■ ENTRIES SUPPLIED:
%%
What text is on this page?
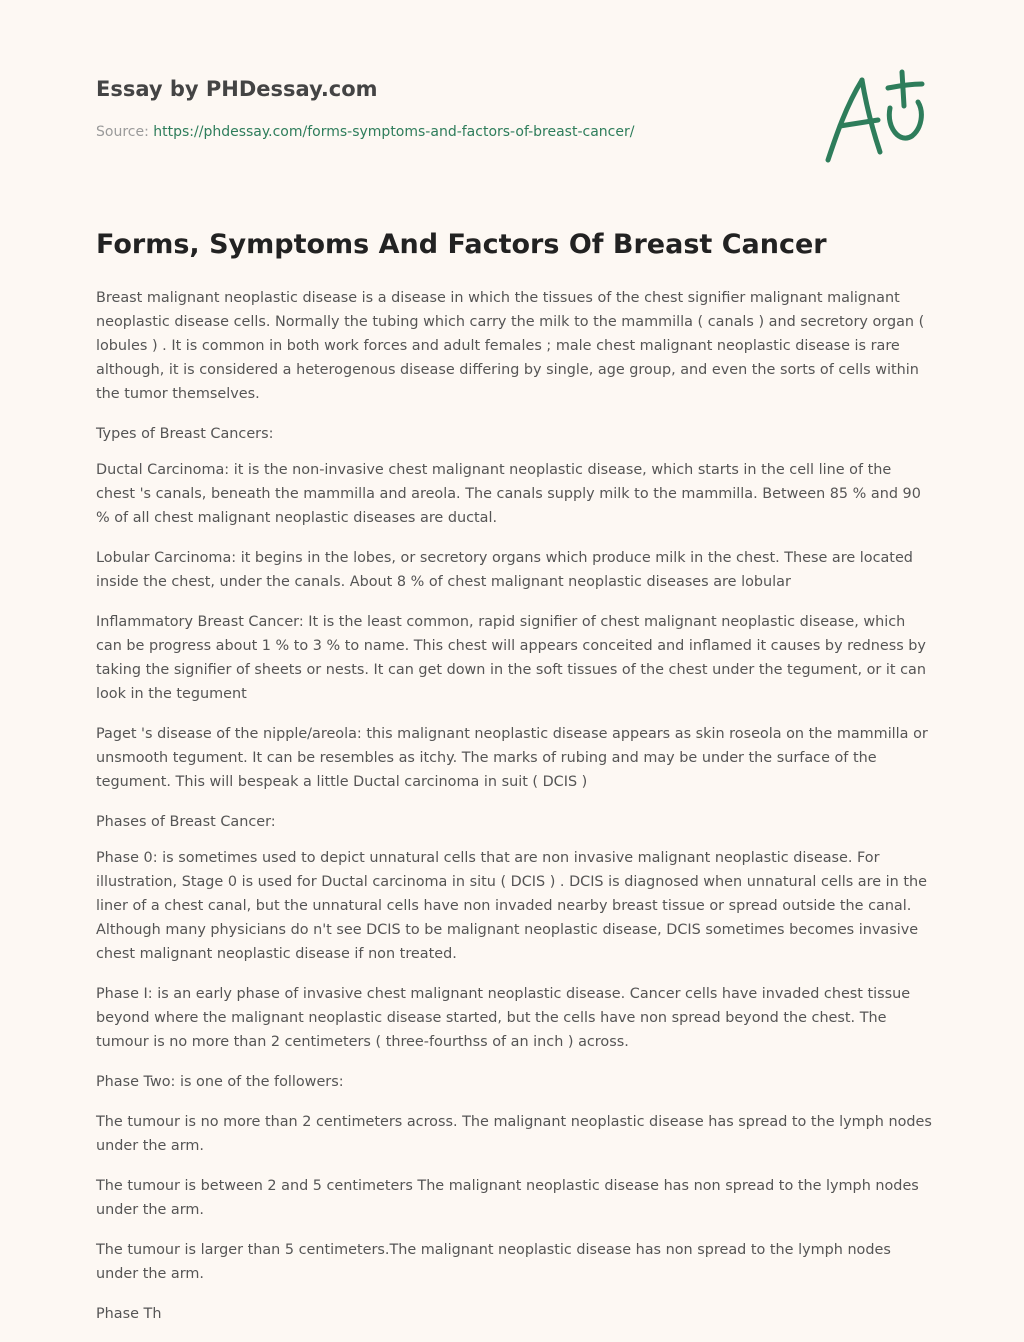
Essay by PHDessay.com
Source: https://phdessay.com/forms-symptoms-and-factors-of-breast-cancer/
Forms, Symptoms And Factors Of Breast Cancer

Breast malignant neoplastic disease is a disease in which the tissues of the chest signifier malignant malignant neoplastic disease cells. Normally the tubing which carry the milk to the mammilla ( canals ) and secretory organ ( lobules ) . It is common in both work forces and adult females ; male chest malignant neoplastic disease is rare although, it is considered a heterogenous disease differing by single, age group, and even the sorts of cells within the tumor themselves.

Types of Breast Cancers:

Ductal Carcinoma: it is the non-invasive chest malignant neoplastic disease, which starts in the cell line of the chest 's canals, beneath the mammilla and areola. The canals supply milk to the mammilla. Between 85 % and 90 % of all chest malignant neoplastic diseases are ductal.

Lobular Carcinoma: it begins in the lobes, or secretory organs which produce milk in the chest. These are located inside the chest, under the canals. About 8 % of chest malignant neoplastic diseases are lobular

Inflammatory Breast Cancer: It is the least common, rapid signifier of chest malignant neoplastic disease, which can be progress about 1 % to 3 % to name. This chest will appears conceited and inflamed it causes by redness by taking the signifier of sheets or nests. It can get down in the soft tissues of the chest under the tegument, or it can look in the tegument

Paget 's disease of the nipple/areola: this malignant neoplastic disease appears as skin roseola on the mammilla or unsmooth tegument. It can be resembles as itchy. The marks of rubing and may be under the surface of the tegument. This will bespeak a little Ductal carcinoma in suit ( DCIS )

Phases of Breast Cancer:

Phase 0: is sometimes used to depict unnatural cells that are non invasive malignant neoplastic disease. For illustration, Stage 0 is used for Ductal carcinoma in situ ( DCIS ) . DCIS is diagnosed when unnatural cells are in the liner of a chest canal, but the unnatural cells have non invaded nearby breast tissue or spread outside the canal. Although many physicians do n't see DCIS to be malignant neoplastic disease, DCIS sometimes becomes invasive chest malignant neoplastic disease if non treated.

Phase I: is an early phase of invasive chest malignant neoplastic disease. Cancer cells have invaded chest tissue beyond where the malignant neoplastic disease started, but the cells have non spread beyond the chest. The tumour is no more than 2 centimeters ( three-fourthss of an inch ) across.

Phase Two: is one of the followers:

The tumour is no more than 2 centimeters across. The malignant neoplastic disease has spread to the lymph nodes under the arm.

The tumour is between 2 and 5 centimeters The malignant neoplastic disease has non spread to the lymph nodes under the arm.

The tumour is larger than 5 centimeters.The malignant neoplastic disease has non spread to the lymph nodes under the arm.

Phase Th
%%
■ YOUR INSTRUCTIONS: The full listing above, duplicated exactly and without its pictures, is the answer.

■ ANSWER TO THIS TASK:
What text is on this page?
Essay by PHDessay.com
Source: https://phdessay.com/forms-symptoms-and-factors-of-breast-cancer/
Forms, Symptoms And Factors Of Breast Cancer

Breast malignant neoplastic disease is a disease in which the tissues of the chest signifier malignant malignant neoplastic disease cells. Normally the tubing which carry the milk to the mammilla ( canals ) and secretory organ ( lobules ) . It is common in both work forces and adult females ; male chest malignant neoplastic disease is rare although, it is considered a heterogenous disease differing by single, age group, and even the sorts of cells within the tumor themselves.

Types of Breast Cancers:

Ductal Carcinoma: it is the non-invasive chest malignant neoplastic disease, which starts in the cell line of the chest 's canals, beneath the mammilla and areola. The canals supply milk to the mammilla. Between 85 % and 90 % of all chest malignant neoplastic diseases are ductal.

Lobular Carcinoma: it begins in the lobes, or secretory organs which produce milk in the chest. These are located inside the chest, under the canals. About 8 % of chest malignant neoplastic diseases are lobular

Inflammatory Breast Cancer: It is the least common, rapid signifier of chest malignant neoplastic disease, which can be progress about 1 % to 3 % to name. This chest will appears conceited and inflamed it causes by redness by taking the signifier of sheets or nests. It can get down in the soft tissues of the chest under the tegument, or it can look in the tegument

Paget 's disease of the nipple/areola: this malignant neoplastic disease appears as skin roseola on the mammilla or unsmooth tegument. It can be resembles as itchy. The marks of rubing and may be under the surface of the tegument. This will bespeak a little Ductal carcinoma in suit ( DCIS )

Phases of Breast Cancer:

Phase 0: is sometimes used to depict unnatural cells that are non invasive malignant neoplastic disease. For illustration, Stage 0 is used for Ductal carcinoma in situ ( DCIS ) . DCIS is diagnosed when unnatural cells are in the liner of a chest canal, but the unnatural cells have non invaded nearby breast tissue or spread outside the canal. Although many physicians do n't see DCIS to be malignant neoplastic disease, DCIS sometimes becomes invasive chest malignant neoplastic disease if non treated.

Phase I: is an early phase of invasive chest malignant neoplastic disease. Cancer cells have invaded chest tissue beyond where the malignant neoplastic disease started, but the cells have non spread beyond the chest. The tumour is no more than 2 centimeters ( three-fourthss of an inch ) across.

Phase Two: is one of the followers:

The tumour is no more than 2 centimeters across. The malignant neoplastic disease has spread to the lymph nodes under the arm.

The tumour is between 2 and 5 centimeters The malignant neoplastic disease has non spread to the lymph nodes under the arm.

The tumour is larger than 5 centimeters.The malignant neoplastic disease has non spread to the lymph nodes under the arm.

Phase Th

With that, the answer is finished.